▶ [Work instructions]: Copy out every line of the records where the string "печах" occurs.

▶ [Given data]:
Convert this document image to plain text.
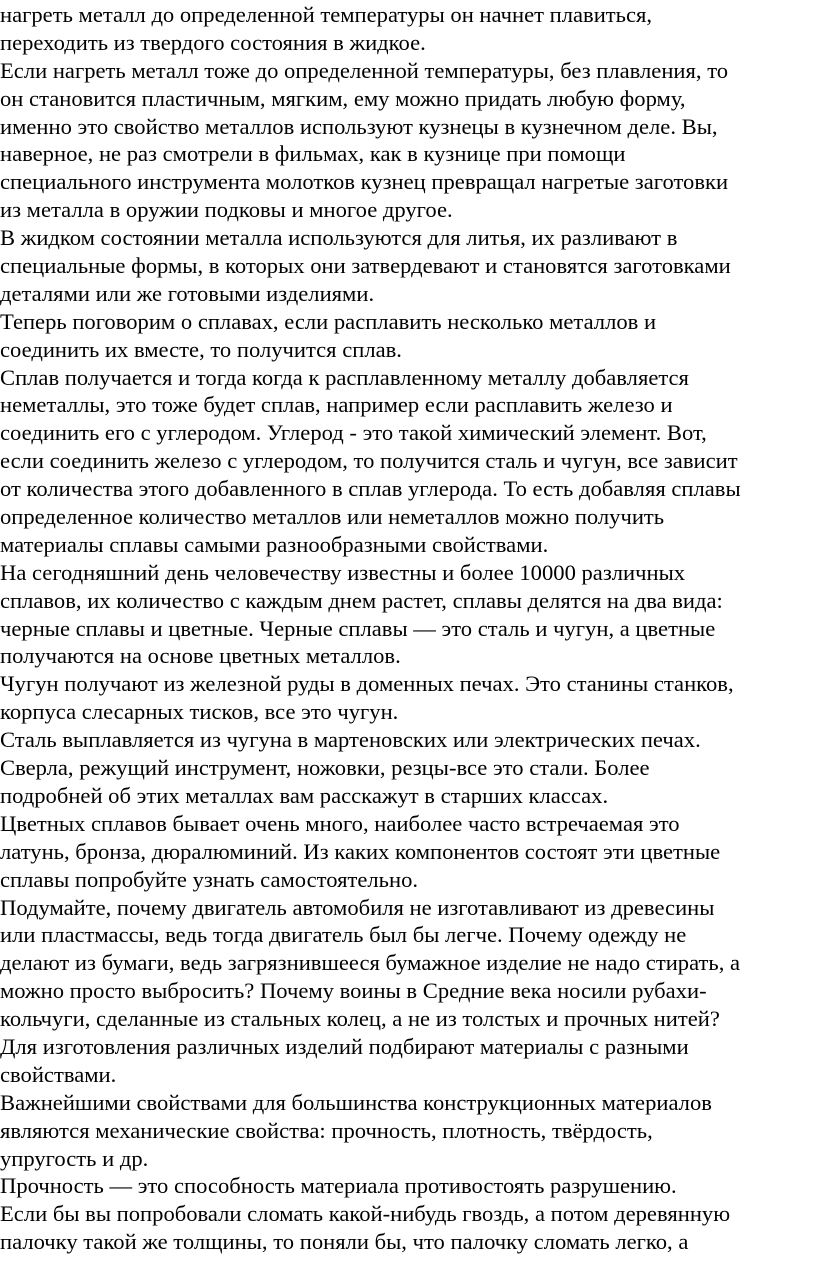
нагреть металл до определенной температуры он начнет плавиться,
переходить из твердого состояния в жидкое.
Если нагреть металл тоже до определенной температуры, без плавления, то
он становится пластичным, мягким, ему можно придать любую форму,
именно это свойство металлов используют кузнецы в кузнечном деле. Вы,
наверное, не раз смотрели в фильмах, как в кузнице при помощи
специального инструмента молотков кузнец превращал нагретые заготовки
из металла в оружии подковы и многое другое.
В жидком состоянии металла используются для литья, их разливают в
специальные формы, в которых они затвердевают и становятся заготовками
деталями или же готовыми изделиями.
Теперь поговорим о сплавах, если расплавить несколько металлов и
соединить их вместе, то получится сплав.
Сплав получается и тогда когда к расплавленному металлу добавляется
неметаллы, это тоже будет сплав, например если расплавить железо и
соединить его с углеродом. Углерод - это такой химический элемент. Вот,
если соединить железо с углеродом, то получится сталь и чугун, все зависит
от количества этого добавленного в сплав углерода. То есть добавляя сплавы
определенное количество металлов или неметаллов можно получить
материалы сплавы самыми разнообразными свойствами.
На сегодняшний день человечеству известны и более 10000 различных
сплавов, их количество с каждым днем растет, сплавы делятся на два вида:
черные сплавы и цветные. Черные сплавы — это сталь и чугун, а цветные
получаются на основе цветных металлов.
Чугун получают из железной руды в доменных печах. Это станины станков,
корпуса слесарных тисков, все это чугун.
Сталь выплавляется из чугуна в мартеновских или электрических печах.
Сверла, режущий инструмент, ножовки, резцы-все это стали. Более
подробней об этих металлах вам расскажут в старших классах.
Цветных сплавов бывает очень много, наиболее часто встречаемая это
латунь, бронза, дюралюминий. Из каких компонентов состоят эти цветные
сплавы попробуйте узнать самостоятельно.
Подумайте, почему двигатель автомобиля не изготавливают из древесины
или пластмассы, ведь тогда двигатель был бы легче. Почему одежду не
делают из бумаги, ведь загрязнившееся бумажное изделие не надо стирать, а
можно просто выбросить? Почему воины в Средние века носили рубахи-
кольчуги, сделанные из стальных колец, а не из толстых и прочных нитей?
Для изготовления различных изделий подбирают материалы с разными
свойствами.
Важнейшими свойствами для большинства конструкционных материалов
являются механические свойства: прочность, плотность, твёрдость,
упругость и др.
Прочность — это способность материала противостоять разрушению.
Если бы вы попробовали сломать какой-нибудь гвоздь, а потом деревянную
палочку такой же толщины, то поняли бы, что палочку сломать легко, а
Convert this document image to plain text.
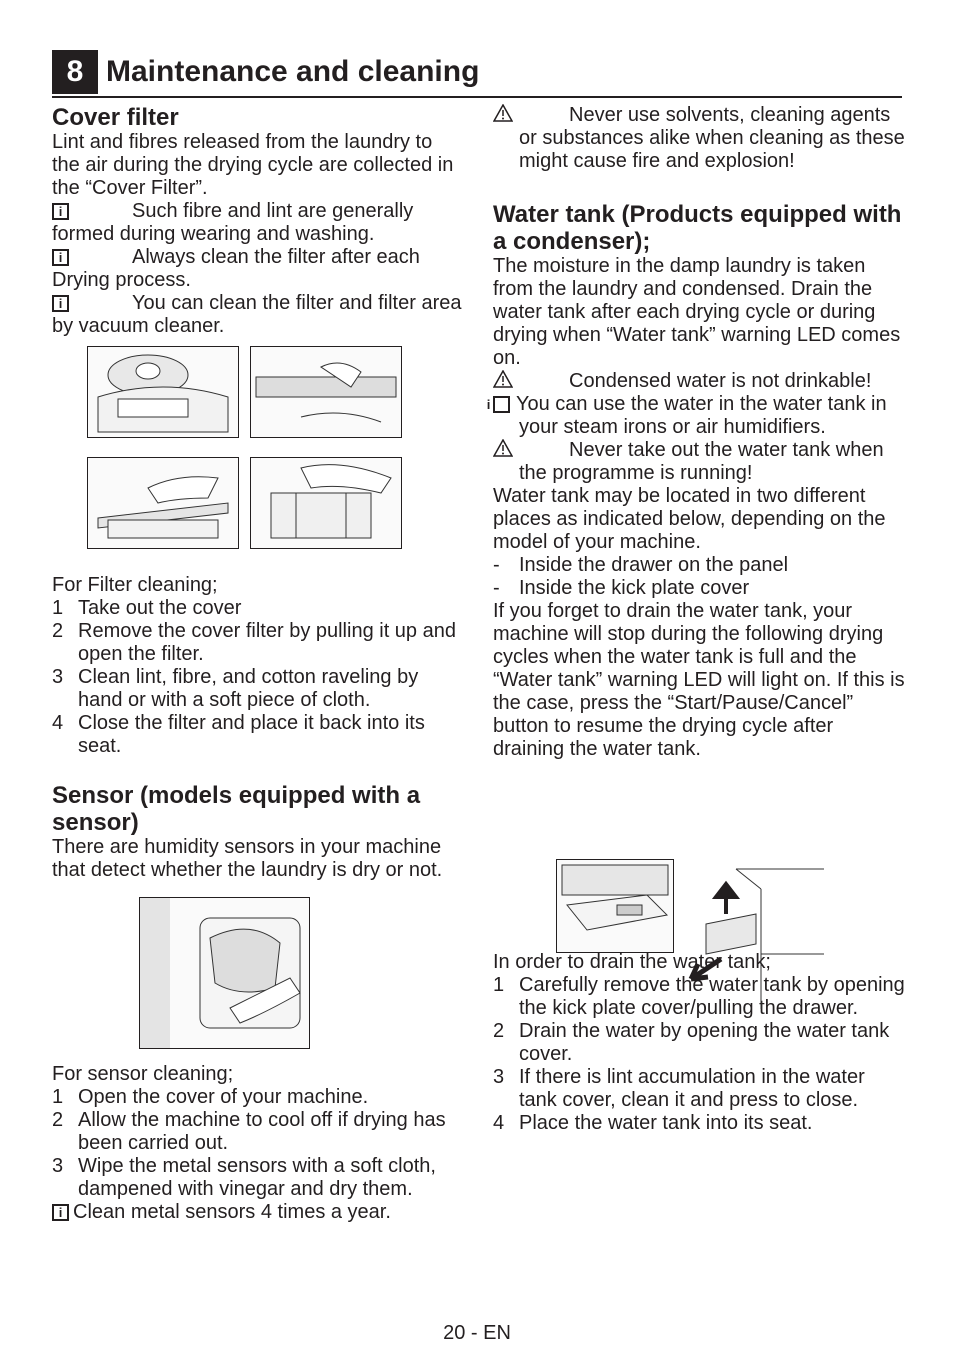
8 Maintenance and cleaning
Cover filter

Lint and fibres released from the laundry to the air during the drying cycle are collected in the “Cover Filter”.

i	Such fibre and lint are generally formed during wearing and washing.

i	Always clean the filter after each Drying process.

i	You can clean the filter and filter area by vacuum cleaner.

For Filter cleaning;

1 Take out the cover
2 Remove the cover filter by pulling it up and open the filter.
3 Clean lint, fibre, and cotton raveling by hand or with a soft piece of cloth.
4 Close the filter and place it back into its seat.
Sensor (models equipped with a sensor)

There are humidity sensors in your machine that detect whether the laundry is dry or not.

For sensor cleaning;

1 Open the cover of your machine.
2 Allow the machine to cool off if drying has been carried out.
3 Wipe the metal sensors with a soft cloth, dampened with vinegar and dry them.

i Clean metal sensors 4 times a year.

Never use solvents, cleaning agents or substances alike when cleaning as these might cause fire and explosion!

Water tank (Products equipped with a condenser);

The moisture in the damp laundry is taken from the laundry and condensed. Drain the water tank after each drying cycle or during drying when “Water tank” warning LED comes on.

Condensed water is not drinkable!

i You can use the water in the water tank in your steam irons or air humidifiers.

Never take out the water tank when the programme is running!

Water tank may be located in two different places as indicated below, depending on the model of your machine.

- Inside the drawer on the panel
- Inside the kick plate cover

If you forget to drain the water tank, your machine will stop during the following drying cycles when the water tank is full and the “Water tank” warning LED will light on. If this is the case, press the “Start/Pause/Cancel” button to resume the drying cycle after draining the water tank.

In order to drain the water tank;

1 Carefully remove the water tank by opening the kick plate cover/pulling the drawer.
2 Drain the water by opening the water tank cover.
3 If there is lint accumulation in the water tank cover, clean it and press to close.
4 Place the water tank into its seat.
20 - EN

▶ [Result for this exercise]:
Чугун получают из железной руды в доменных печах. Это станины станков,
Сталь выплавляется из чугуна в мартеновских или электрических печах.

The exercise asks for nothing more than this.